Очередной запрет гей-парада в Москве совпал по времени с 75-летием начала в СССР репрессий против гомосексуалистов. Обозреватель "Власти" Евгений Жирнов восстановил историю того, как менялись взгляды российской власти по однополому вопросу.
«Жестоко на теле наказать»
Всякая революция лишь тогда чего-нибудь стоит, когда умеет раскрепощать идущие за нею массы. Великая французская революция, например, отменила запреты, действовавшие во всех христианских странах без малого полтора тысячелетия, со времен Анкирского собора 314 года. Отцы церкви тогда строжайше запретили пастве под страхом отлучения предаваться противоестественной любви. При выборе меры наказания, правда, принимался во внимание возраст и семейное положение согрешившего. Если виновный не достиг двадцати лет от роду, его приговаривали к пятнадцатилетнему отлучению от церковного общения, если оказывался старше, да к тому же еще и был женат, срок возрастал до двадцати пяти лет. Для христиан старше пятидесяти лет отлучение становилось бессрочным, но оговаривалось право грешника на предсмертное причастие.
На протяжении веков церковь пыталась самостоятельно, без участия светских властей справиться с греховными способами удовлетворения основного инстинкта, однако не смогла остановить распространения содомии даже среди священства и монахов. Так что в борьбу вступили мирские властители. Мера наказания разнилась в зависимости от страны и применявшихся законов. В германских княжествах, использовавших в качестве уголовного кодекса составленное в первой четверти XIII века «Саксонское зерцало», содомитов приговаривали к длительному заключению. В других же германских землях действовало появившееся на полвека позднее «Швабское зерцало», предписывавшее сжигать уличенных в мужеложстве на кострах.
Единообразия не наблюдалось и в последующие эпохи. Законы одних германских княжеств и курфюрств предписывали сжигать за однополую любовь как мужчин, так и женщин. А в других гомосексуалистов лишь пороли розгами, а то и вовсе не считали преступниками, заслуживающими наказания. Причем в большинстве случаев способ борьбы с гомосексуалистами (как и отсутствие таковой) определялись собственной сексуальной ориентацией монарха. Правда, властителей, решавшихся таким способом продемонстрировать свою нестандартность, можно было пересчитать по пальцам одной руки.
Но подлинный разнобой в законодательствах начался с наступлением эпохи Просвещения. Под влиянием идей гуманистов в Австрии, где содомитов издавна преследовали абсолютно безжалостно, в 1787 году смертную казнь за однополую любовь заменили тюремным заключением. И лишь если преступление оскорбляло общественную нравственность, например совершалось публично, виновные ссылались на каторгу и подвергались телесным наказаниям. В Англии гомосексуалистов продолжали казнить до 1861 года, когда меру наказания изменили на пожизненное заключение. А во Франции в 1791 года новая революционная власть отменила любые кары за половые извращения.

◆ **Предоставленные записи**:
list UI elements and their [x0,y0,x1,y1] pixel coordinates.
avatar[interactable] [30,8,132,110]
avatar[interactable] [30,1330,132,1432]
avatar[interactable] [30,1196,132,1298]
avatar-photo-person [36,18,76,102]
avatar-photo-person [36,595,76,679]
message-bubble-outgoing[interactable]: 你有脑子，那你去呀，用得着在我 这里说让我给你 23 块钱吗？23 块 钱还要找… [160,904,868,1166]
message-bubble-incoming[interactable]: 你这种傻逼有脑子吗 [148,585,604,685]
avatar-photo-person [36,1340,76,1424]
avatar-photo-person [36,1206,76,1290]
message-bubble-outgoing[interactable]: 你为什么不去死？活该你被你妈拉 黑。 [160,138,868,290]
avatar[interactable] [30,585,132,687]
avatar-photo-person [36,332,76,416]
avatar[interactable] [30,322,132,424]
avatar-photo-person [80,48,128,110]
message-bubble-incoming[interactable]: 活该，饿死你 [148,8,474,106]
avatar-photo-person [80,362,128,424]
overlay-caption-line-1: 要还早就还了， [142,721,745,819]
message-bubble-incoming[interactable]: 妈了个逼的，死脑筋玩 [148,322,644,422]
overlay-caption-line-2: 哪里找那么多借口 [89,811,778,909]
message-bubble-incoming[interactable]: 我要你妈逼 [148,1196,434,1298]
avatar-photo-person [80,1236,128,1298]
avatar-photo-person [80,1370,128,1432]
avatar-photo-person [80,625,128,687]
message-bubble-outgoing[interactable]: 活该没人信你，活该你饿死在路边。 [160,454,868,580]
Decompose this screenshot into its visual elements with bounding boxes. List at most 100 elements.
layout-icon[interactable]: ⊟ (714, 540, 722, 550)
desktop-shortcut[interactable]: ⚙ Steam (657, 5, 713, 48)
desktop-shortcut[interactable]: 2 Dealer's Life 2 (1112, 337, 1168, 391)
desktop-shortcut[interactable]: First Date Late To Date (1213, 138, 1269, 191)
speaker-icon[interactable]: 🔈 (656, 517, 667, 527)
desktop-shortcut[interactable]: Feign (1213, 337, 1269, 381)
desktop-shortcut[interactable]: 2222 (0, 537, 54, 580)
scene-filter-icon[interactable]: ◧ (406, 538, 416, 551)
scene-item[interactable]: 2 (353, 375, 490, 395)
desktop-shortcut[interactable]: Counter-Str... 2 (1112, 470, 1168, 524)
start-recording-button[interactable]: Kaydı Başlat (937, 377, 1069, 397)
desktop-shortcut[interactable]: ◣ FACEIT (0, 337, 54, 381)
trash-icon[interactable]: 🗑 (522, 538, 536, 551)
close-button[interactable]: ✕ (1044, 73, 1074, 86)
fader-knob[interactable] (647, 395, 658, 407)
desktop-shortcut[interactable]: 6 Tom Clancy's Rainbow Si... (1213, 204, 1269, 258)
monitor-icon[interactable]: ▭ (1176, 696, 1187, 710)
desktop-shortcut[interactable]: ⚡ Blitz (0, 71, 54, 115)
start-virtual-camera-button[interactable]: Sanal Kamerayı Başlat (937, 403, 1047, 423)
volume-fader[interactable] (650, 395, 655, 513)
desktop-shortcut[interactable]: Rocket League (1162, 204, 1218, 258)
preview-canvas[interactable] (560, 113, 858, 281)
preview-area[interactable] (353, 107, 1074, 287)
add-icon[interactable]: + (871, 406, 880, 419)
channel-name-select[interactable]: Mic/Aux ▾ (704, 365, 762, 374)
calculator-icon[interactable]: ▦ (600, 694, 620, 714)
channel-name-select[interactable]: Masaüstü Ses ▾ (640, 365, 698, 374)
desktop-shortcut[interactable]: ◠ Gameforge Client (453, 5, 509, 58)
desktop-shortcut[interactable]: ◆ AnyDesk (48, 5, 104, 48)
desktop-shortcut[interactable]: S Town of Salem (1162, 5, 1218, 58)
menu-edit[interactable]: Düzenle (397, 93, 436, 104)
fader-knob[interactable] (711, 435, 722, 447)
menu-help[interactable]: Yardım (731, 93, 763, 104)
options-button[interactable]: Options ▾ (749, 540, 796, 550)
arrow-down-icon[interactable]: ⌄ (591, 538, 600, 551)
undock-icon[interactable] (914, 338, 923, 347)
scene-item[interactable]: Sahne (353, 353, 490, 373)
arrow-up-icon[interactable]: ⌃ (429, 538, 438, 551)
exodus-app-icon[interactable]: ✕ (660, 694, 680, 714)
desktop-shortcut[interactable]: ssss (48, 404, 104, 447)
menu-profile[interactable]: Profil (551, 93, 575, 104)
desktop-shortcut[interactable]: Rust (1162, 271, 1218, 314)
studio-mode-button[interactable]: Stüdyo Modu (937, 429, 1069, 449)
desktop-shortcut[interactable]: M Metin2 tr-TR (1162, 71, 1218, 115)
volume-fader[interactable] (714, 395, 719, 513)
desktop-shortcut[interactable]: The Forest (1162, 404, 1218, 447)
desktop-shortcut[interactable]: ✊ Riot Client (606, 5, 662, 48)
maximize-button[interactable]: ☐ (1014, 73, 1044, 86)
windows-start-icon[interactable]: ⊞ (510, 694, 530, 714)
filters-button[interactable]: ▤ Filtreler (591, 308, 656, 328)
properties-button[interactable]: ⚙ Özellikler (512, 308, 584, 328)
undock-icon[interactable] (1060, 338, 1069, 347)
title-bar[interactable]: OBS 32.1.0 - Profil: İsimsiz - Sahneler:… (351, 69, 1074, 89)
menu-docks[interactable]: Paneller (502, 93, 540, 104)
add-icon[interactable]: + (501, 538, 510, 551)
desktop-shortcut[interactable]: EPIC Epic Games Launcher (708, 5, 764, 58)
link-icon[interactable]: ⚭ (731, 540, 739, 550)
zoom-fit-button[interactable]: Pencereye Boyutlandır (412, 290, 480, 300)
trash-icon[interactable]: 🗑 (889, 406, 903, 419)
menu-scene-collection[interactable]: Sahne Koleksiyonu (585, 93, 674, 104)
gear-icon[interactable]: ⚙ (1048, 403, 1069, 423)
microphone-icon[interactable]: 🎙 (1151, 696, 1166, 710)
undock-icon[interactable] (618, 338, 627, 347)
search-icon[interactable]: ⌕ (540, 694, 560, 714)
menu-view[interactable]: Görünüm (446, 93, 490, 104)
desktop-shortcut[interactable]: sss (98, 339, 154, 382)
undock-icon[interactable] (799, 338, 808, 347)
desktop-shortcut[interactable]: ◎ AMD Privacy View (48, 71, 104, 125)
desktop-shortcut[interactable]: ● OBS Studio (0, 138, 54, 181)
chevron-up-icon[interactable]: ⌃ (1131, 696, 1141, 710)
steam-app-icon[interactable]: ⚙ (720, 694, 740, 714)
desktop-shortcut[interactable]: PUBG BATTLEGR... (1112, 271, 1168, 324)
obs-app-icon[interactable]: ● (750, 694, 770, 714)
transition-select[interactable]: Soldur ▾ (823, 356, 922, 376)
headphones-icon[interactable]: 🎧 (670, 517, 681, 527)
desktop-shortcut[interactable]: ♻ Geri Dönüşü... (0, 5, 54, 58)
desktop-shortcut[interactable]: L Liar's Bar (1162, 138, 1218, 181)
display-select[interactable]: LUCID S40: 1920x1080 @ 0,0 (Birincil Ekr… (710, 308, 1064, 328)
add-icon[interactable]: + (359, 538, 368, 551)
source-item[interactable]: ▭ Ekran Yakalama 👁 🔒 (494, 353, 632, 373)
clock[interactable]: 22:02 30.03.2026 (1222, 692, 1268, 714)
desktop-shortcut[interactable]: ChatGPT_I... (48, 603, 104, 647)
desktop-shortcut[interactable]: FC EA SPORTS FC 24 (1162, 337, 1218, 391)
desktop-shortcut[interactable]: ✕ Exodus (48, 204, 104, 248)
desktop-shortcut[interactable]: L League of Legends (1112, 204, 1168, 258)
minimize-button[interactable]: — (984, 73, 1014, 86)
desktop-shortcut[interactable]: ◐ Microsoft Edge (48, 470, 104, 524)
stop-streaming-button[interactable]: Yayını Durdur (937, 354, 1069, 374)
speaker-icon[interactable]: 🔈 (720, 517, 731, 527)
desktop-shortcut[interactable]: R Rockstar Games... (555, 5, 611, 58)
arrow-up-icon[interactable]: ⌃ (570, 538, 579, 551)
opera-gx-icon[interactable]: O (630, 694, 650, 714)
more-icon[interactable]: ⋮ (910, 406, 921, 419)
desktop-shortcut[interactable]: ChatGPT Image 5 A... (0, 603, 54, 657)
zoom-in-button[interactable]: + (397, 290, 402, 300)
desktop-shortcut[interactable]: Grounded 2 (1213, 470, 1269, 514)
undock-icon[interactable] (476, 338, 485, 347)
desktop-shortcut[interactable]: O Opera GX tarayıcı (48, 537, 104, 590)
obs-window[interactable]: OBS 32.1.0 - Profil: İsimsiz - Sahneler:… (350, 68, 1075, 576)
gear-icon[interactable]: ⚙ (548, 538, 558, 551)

◆ **Задание 1**: Выпишите в порядке упоминания все годы, обозначенные числом в тексте о том, как власти относились к однополой любви, и при каждом кратко укажите связанное с ним событие.
◆ **Задание 2**: Продолжите текст о том, как власти относились к однополой любви, начиная после его последнего предложения.

◆ **Ответ 1**:
314 — Анкирский собор, на котором отцы церкви под страхом отлучения запретили пастве предаваться противоестественной любви.
1787 — в Австрии смертную казнь за однополую любовь заменили тюремным заключением.
1861 — в Англии казнь гомосексуалистов заменили пожизненным заключением.
1791 — во Франции новая революционная власть отменила любые кары за половые извращения.

◆ **Ответ 2**:
Самое же занимательное заключалось в том, что со свободой, равенством и братством сексуальных отношений французы не захотели расставаться и после того, как республику сменила империя. В Уголовном кодексе Наполеона 1810 года, правда, оговаривались случаи, когда содомиты признавались преступниками: если они демонстрировали свои наклонности публично либо когда их действия сопровождались насилием или их объектом были малолетние. Но наказание даже в этих случаях не шло ни в какое сравнение с английским.
В итоге во второй половине XIX века страны постепенно разделились на несколько лагерей. В Шотландии и Дании, вслед за Англией, гомосексуалистов подвергали смертной казни и только позже перешли к длительному заключению.
Во франкоговорящих, южных и восточных странах законы о содомии представляли собой вариации французского кодекса. В Италии, например, наказывались только «нарушения общественной стыдливости» и гомосексуальная проституция. Последнее было преступлением и в Греции. А во многих других странах законы разнились главным образом тем, с какого возраста разрешался однополый секс по взаимному согласию: в Испании, Португалии и Китае — с 12 лет, в Турции — с 13.
Третью группу составляли Соединенные Штаты, Швейцария, Австрия, германские и скандинавские государства, где приверженцев однополой любви за сам факт таковой карали тюремным заключением от нескольких месяцев до десяти лет. А в четвертую входили страны, в законодательстве которых противоестественные половые отношения попросту не упоминались,— Румыния и Сербия.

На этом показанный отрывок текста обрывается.